**RELATO:**
▬▬▬▬▬▬

Gosto de pensar na lua cheia como holofote.
Não; talvez fossem holofotes os postes acesos, e era cenário a lua, que iluminava a nuvem gigantesca recortando o céu e dividindo-o em opaco e estrelado. Eis o plano de fundo de um certo sábado à noite (exausto ainda que sem bocejos), e de complemento estava lá a rua de paralelepípedos no ponto mais alto do morro, tal qual as antenas, o carro estacionado e a cidade lá em baixo, brilhando em janelas acesas.
Ali, depois do som de primaveras e andarilhos ('Vagabonds', vá lá) começa a tocar alguma valsa instrumental (em francês) do Yann Tiersen: gaitas, violinos e um despretensioso compasso trinário. Os carros só vinham a cada 10 ou 15 minutos, e assim estava montado o palco. Veja só, Agenor de Miranda etc. (hoje já saudoso cinquentenário) tinha muita razão: só pessoas de alma bem pequena não mudam em dias de lua cheia. Essa mesma lua brilha pela janela mesmo agora e fica bem evidente o que quis dizer o Debussy.
E aí não sei dizer se é exagero meu em descrever o momento, ou se assisitr "A Árvore da Vida" causou todo esse efeito contemplativo exagerado, mas eu sorri mesmo sem Campo Largo (pois é) e não desejei estar em qualquer outro lugar. Findo mais um cigarro, lembro que foi num desses momentos em que a conversa cai em assunto meio vazio que olhei para C., tornei a sorrir e propôs-se a valsa. Mal sabia eu que não lembrava mais como valsar direito, mas isso nem era importante diante de sorrisos empolgados.

▬▬▬▬▬▬

**TAREFAS:**
A: No relato da noite de lua cheia, de quem é a valsa instrumental que começa a tocar?
B: Por favor, dê continuidade ao relato da noite de lua cheia a partir da última frase apresentada.
Os itens a seguir são um material à parte, sem relação com o relato.

**MATERIAL EXTRAÍDO:**

▬▬▬▬▬▬

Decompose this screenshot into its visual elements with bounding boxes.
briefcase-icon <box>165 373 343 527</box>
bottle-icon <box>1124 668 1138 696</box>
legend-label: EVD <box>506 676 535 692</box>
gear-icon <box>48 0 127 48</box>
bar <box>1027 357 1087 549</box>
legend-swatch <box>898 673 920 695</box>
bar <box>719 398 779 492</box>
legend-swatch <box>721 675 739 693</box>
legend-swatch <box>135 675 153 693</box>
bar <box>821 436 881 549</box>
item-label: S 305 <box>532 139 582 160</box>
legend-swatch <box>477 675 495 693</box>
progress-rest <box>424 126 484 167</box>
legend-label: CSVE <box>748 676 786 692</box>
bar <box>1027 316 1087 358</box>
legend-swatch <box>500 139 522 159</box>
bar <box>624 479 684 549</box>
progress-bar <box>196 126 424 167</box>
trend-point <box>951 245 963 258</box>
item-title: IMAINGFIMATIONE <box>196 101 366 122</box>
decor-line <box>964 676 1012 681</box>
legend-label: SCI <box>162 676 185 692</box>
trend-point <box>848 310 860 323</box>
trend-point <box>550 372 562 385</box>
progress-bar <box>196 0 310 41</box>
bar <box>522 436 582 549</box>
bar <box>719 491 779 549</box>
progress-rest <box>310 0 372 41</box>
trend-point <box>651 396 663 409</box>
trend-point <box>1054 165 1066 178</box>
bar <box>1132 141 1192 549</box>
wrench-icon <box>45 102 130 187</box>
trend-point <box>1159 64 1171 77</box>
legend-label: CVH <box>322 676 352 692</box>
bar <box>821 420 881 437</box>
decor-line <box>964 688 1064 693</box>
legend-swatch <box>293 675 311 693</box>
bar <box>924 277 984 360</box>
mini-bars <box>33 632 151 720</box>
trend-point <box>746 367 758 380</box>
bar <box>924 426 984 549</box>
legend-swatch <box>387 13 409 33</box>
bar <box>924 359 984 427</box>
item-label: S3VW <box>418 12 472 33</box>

▬▬▬▬▬▬

**RESPOSTAS POR TAREFA:**
A: Do Yann Tiersen.

B:
Tão logo ficamos prontos, a música saiu do pianissimo e apressou-se alta e já não mais dançável. Mais um beijo, então uma corrida para o aparelho de som do carro e recomeça a canção. Pusemo-nos novamente a postos. Claudicante (gosto dessa palavra) e hesitante, esquerda e direita -- "pra lá e depois pra cá, João" --, a dança fluiu por alguns segundos e depois parou; não sou grande dançarino, apesar das excelentes intenções.
Após uma pausa para ver se castanho-esverdeado era ainda tão bonito no escuro, sugeri empolgado que retomássemos o um-dois-três bonito e até meio melancólico da música antes que ela terminasse. Assim o fizemos, e por um momento até achei graça da minha falta de coordenação dos pés esquerdo e direito, ao que fomos parando entre risos.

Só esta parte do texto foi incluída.